▶ Directions: Restate the listing that follows word for word, without its pictures.

▶ Provided data:
——
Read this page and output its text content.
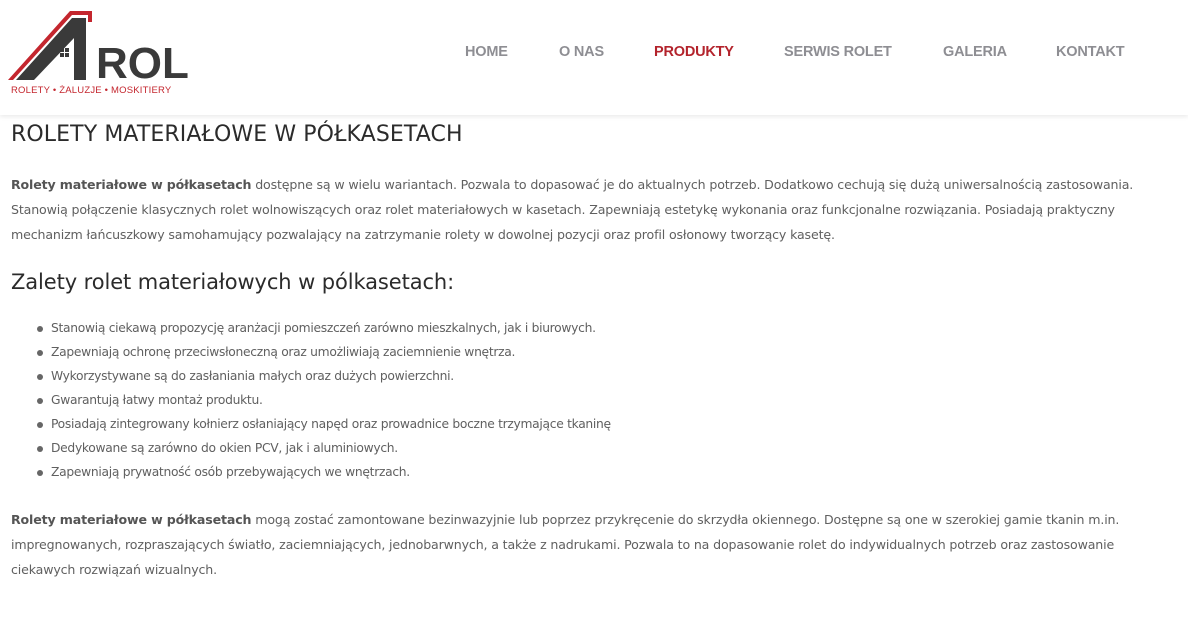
ROL
ROLETY • ŻALUZJE • MOSKITIERY
HOME	O NAS	PRODUKTY	SERWIS ROLET	GALERIA	KONTAKT
ROLETY MATERIAŁOWE W PÓŁKASETACH

Rolety materiałowe w półkasetach dostępne są w wielu wariantach. Pozwala to dopasować je do aktualnych potrzeb. Dodatkowo cechują się dużą uniwersalnością zastosowania. Stanowią połączenie klasycznych rolet wolnowiszących oraz rolet materiałowych w kasetach. Zapewniają estetykę wykonania oraz funkcjonalne rozwiązania. Posiadają praktyczny mechanizm łańcuszkowy samohamujący pozwalający na zatrzymanie rolety w dowolnej pozycji oraz profil osłonowy tworzący kasetę.

Zalety rolet materiałowych w pólkasetach:
Stanowią ciekawą propozycję aranżacji pomieszczeń zarówno mieszkalnych, jak i biurowych.
Zapewniają ochronę przeciwsłoneczną oraz umożliwiają zaciemnienie wnętrza.
Wykorzystywane są do zasłaniania małych oraz dużych powierzchni.
Gwarantują łatwy montaż produktu.
Posiadają zintegrowany kołnierz osłaniający napęd oraz prowadnice boczne trzymające tkaninę
Dedykowane są zarówno do okien PCV, jak i aluminiowych.
Zapewniają prywatność osób przebywających we wnętrzach.

Rolety materiałowe w półkasetach mogą zostać zamontowane bezinwazyjnie lub poprzez przykręcenie do skrzydła okiennego. Dostępne są one w szerokiej gamie tkanin m.in. impregnowanych, rozpraszających światło, zaciemniających, jednobarwnych, a także z nadrukami. Pozwala to na dopasowanie rolet do indywidualnych potrzeb oraz zastosowanie ciekawych rozwiązań wizualnych.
——
▶ Worked answer:
Read this page and output its text content.
ROL
ROLETY • ŻALUZJE • MOSKITIERY
HOME	O NAS	PRODUKTY	SERWIS ROLET	GALERIA	KONTAKT
ROLETY MATERIAŁOWE W PÓŁKASETACH

Rolety materiałowe w półkasetach dostępne są w wielu wariantach. Pozwala to dopasować je do aktualnych potrzeb. Dodatkowo cechują się dużą uniwersalnością zastosowania. Stanowią połączenie klasycznych rolet wolnowiszących oraz rolet materiałowych w kasetach. Zapewniają estetykę wykonania oraz funkcjonalne rozwiązania. Posiadają praktyczny mechanizm łańcuszkowy samohamujący pozwalający na zatrzymanie rolety w dowolnej pozycji oraz profil osłonowy tworzący kasetę.

Zalety rolet materiałowych w pólkasetach:
Stanowią ciekawą propozycję aranżacji pomieszczeń zarówno mieszkalnych, jak i biurowych.
Zapewniają ochronę przeciwsłoneczną oraz umożliwiają zaciemnienie wnętrza.
Wykorzystywane są do zasłaniania małych oraz dużych powierzchni.
Gwarantują łatwy montaż produktu.
Posiadają zintegrowany kołnierz osłaniający napęd oraz prowadnice boczne trzymające tkaninę
Dedykowane są zarówno do okien PCV, jak i aluminiowych.
Zapewniają prywatność osób przebywających we wnętrzach.

Rolety materiałowe w półkasetach mogą zostać zamontowane bezinwazyjnie lub poprzez przykręcenie do skrzydła okiennego. Dostępne są one w szerokiej gamie tkanin m.in. impregnowanych, rozpraszających światło, zaciemniających, jednobarwnych, a także z nadrukami. Pozwala to na dopasowanie rolet do indywidualnych potrzeb oraz zastosowanie ciekawych rozwiązań wizualnych.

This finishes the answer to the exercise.